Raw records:
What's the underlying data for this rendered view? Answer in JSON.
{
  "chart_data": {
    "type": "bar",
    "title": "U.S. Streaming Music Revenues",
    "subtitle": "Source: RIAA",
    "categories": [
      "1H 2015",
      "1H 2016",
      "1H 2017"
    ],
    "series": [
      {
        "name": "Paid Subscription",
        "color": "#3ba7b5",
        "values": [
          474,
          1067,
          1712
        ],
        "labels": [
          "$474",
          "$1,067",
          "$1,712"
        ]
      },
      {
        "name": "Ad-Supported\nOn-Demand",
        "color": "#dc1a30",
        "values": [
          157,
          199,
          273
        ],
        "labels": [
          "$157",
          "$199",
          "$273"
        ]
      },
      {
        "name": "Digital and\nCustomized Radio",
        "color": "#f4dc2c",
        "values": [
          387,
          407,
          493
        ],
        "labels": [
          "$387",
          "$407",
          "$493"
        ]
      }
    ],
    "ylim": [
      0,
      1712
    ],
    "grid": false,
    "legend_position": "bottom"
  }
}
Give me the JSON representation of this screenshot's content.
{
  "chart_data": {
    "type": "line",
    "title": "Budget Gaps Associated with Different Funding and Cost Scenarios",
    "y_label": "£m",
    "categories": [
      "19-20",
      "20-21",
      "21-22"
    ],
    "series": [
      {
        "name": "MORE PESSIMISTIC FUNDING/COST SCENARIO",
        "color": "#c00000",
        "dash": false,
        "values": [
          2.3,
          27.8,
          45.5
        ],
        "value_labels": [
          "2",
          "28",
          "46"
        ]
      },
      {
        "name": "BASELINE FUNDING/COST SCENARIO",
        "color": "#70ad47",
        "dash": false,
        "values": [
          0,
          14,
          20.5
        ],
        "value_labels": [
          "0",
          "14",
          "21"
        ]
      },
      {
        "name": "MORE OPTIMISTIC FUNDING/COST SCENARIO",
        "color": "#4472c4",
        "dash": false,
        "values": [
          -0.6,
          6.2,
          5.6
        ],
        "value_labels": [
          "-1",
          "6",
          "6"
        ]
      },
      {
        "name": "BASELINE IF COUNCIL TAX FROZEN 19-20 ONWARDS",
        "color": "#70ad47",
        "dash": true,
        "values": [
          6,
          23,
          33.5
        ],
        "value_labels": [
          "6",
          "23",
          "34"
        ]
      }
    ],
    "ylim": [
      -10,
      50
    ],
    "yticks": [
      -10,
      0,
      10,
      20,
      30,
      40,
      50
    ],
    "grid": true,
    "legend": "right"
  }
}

● EXERCISE BRIEF:
Extract the lines above from the one containing "Give me the" to the last line, both included, exactly as written.

● REPLY TO THE EXERCISE:
Give me the JSON representation of this screenshot's content.
{
  "chart_data": {
    "type": "line",
    "title": "Budget Gaps Associated with Different Funding and Cost Scenarios",
    "y_label": "£m",
    "categories": [
      "19-20",
      "20-21",
      "21-22"
    ],
    "series": [
      {
        "name": "MORE PESSIMISTIC FUNDING/COST SCENARIO",
        "color": "#c00000",
        "dash": false,
        "values": [
          2.3,
          27.8,
          45.5
        ],
        "value_labels": [
          "2",
          "28",
          "46"
        ]
      },
      {
        "name": "BASELINE FUNDING/COST SCENARIO",
        "color": "#70ad47",
        "dash": false,
        "values": [
          0,
          14,
          20.5
        ],
        "value_labels": [
          "0",
          "14",
          "21"
        ]
      },
      {
        "name": "MORE OPTIMISTIC FUNDING/COST SCENARIO",
        "color": "#4472c4",
        "dash": false,
        "values": [
          -0.6,
          6.2,
          5.6
        ],
        "value_labels": [
          "-1",
          "6",
          "6"
        ]
      },
      {
        "name": "BASELINE IF COUNCIL TAX FROZEN 19-20 ONWARDS",
        "color": "#70ad47",
        "dash": true,
        "values": [
          6,
          23,
          33.5
        ],
        "value_labels": [
          "6",
          "23",
          "34"
        ]
      }
    ],
    "ylim": [
      -10,
      50
    ],
    "yticks": [
      -10,
      0,
      10,
      20,
      30,
      40,
      50
    ],
    "grid": true,
    "legend": "right"
  }
}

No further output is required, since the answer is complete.